Exercise task:
Below are the records; copy each line in them that holds the word "raceId".

***** Given entries *****

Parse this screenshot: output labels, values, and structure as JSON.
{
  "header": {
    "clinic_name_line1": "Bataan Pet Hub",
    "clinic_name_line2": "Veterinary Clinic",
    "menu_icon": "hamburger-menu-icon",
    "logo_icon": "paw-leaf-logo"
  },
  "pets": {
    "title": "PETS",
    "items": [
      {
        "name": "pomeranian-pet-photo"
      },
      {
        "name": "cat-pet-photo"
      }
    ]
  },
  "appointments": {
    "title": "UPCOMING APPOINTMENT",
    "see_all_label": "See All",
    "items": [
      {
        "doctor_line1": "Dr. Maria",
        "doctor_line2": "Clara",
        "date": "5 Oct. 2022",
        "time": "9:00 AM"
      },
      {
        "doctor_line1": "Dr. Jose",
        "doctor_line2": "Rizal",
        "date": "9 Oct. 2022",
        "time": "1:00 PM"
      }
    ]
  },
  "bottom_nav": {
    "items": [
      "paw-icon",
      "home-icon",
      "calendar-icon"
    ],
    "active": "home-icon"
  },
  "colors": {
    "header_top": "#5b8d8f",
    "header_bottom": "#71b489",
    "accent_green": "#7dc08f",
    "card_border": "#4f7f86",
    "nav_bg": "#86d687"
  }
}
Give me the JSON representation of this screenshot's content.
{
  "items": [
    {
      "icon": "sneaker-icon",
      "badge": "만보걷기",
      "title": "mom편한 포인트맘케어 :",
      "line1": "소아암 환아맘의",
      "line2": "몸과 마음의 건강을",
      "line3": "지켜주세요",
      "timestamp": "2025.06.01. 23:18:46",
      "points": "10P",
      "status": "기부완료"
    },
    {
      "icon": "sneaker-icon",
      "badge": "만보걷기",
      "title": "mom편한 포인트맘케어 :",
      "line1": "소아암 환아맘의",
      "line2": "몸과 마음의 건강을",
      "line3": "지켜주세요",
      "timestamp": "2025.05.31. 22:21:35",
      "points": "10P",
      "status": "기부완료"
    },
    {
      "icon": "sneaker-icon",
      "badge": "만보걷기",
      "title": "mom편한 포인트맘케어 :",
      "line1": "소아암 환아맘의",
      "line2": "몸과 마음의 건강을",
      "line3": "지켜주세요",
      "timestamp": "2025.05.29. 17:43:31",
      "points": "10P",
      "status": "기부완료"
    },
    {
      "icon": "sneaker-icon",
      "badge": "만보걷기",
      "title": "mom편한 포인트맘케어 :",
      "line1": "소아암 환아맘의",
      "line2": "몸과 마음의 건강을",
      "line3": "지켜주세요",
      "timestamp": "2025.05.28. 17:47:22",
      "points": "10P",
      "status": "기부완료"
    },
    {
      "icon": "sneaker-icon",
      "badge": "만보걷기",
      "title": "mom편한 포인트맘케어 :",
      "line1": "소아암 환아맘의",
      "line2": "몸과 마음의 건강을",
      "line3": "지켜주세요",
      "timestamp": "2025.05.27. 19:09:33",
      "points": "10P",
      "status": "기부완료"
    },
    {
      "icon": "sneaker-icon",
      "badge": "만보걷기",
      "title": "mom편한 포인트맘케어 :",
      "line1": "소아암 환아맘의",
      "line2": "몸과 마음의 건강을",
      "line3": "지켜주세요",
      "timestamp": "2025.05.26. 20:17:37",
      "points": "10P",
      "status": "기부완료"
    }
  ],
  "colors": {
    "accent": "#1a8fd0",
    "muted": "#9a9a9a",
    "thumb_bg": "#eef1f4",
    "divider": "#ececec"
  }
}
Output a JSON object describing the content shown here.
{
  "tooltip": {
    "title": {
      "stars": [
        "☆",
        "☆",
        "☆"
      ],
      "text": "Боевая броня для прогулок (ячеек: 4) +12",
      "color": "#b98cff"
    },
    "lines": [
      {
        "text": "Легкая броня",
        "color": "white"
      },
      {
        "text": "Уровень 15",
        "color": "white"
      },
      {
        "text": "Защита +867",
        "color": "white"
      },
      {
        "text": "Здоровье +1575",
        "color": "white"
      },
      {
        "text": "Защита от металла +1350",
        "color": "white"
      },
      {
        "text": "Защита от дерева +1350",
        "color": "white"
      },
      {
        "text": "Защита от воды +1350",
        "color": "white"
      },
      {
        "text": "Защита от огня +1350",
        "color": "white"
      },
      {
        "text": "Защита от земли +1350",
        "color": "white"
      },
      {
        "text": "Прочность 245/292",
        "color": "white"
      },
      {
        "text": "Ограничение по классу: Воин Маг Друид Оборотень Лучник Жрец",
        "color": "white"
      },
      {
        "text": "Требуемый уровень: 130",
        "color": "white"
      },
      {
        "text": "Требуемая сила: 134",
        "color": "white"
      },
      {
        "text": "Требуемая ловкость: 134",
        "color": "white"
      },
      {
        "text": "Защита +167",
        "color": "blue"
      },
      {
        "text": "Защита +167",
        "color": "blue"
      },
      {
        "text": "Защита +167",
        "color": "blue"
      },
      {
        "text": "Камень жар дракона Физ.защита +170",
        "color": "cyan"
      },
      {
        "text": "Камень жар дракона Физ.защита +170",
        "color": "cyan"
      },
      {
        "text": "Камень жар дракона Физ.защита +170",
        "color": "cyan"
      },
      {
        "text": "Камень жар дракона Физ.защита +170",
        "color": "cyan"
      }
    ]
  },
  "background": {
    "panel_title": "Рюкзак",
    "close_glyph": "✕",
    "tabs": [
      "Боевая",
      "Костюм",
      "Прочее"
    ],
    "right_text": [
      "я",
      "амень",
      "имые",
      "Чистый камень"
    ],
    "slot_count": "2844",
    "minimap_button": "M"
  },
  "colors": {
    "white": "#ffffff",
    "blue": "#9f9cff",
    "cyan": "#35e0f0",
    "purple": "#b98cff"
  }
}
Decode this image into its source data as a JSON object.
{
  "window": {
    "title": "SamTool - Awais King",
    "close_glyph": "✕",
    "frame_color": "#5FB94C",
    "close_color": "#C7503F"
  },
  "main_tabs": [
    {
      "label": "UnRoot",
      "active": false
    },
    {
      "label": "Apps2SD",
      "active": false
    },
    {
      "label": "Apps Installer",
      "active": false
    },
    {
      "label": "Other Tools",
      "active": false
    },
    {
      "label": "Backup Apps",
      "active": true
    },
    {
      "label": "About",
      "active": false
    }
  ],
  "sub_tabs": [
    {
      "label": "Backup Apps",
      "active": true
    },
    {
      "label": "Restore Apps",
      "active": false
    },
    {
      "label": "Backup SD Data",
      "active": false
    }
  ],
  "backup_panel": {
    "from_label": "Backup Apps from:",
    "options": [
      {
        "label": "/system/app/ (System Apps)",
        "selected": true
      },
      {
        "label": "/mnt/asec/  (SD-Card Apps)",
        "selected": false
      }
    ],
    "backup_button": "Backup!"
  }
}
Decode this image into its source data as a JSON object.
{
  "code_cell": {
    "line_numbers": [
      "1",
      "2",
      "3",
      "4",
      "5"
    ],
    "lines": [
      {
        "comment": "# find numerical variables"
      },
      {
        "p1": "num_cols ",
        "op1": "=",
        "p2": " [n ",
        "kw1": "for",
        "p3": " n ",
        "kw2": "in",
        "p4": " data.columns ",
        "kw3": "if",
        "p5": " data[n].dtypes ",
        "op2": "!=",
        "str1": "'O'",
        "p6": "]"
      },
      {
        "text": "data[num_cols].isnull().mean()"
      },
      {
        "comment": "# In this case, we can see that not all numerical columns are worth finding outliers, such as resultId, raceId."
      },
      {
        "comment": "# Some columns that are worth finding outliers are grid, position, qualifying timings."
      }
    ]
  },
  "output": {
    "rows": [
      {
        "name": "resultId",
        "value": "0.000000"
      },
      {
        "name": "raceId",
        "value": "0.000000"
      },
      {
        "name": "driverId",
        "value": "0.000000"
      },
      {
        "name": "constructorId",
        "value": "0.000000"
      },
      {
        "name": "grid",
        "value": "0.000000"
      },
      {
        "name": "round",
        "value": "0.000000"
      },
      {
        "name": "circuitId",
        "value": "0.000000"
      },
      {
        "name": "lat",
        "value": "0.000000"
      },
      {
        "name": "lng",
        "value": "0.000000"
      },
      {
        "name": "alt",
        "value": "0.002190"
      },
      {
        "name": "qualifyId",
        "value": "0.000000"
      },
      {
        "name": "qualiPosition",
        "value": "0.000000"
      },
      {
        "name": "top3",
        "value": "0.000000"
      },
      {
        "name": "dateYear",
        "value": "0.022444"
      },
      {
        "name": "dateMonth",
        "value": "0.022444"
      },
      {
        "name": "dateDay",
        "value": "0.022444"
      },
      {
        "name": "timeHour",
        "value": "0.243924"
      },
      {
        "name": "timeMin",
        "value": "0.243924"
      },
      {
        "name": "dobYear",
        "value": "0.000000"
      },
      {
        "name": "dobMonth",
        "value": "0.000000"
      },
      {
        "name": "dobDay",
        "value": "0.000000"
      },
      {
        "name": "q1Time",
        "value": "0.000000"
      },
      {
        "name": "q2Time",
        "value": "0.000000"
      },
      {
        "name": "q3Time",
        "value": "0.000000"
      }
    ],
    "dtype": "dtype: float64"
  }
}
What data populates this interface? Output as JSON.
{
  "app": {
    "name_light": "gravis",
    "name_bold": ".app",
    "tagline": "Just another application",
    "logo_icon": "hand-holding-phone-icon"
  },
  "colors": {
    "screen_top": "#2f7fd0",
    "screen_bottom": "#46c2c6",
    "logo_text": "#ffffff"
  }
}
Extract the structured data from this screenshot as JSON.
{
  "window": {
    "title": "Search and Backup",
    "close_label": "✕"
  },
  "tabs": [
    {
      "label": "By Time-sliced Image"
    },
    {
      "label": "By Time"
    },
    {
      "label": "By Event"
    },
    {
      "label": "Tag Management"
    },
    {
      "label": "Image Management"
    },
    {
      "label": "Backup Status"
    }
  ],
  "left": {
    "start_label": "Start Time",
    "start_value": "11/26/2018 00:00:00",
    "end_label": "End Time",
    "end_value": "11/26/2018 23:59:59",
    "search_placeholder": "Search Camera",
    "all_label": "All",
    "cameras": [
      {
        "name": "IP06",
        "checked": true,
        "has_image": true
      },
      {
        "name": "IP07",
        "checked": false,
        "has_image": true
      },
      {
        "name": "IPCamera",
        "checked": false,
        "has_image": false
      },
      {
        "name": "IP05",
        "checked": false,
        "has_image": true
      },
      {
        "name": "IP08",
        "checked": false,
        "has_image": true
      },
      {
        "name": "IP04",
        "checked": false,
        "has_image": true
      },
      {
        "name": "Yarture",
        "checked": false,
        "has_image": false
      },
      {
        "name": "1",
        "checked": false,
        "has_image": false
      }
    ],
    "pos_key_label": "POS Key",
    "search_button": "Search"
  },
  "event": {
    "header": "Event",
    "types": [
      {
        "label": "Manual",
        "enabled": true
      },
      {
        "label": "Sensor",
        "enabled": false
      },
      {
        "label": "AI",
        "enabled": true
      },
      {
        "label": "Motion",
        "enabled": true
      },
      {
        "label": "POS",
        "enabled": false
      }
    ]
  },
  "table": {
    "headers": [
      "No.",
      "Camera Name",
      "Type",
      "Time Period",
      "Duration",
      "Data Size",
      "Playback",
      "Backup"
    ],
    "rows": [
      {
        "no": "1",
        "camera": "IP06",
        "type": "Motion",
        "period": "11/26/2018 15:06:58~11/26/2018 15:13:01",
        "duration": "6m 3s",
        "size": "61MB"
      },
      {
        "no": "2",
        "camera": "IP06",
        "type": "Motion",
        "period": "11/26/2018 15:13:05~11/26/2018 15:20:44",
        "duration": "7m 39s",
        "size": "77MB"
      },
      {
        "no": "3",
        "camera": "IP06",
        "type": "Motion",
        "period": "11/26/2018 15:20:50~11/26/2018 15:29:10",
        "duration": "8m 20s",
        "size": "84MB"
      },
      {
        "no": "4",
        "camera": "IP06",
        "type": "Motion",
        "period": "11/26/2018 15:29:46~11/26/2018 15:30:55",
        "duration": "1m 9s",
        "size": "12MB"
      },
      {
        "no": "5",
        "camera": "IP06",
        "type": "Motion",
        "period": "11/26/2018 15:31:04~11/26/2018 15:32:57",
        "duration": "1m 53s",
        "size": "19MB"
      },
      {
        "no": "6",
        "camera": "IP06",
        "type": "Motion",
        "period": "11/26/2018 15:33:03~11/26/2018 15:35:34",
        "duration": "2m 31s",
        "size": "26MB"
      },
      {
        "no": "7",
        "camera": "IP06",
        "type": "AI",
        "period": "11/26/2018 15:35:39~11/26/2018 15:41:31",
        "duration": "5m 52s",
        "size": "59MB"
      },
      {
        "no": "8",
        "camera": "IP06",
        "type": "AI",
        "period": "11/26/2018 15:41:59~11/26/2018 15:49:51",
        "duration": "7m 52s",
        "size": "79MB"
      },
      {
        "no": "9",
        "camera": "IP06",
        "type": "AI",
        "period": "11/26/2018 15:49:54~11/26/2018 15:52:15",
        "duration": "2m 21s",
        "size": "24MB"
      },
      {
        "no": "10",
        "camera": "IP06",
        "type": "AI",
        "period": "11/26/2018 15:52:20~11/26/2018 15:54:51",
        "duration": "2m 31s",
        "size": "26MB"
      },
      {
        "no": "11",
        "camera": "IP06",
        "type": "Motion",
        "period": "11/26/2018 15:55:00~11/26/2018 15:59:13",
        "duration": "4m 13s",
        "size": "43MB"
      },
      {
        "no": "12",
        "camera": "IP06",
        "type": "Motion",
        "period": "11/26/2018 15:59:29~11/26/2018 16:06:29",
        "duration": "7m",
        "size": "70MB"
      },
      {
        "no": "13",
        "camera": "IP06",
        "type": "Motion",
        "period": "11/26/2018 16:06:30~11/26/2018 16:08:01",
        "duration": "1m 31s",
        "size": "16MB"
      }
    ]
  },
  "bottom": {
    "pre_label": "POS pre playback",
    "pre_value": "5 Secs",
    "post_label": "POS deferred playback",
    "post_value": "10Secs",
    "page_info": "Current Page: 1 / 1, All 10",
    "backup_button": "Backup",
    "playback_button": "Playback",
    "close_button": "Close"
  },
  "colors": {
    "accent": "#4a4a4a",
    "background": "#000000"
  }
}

*****

Answer for this exercise:
        "comment": "# In this case, we can see that not all numerical columns are worth finding outliers, such as resultId, raceId."
        "name": "raceId",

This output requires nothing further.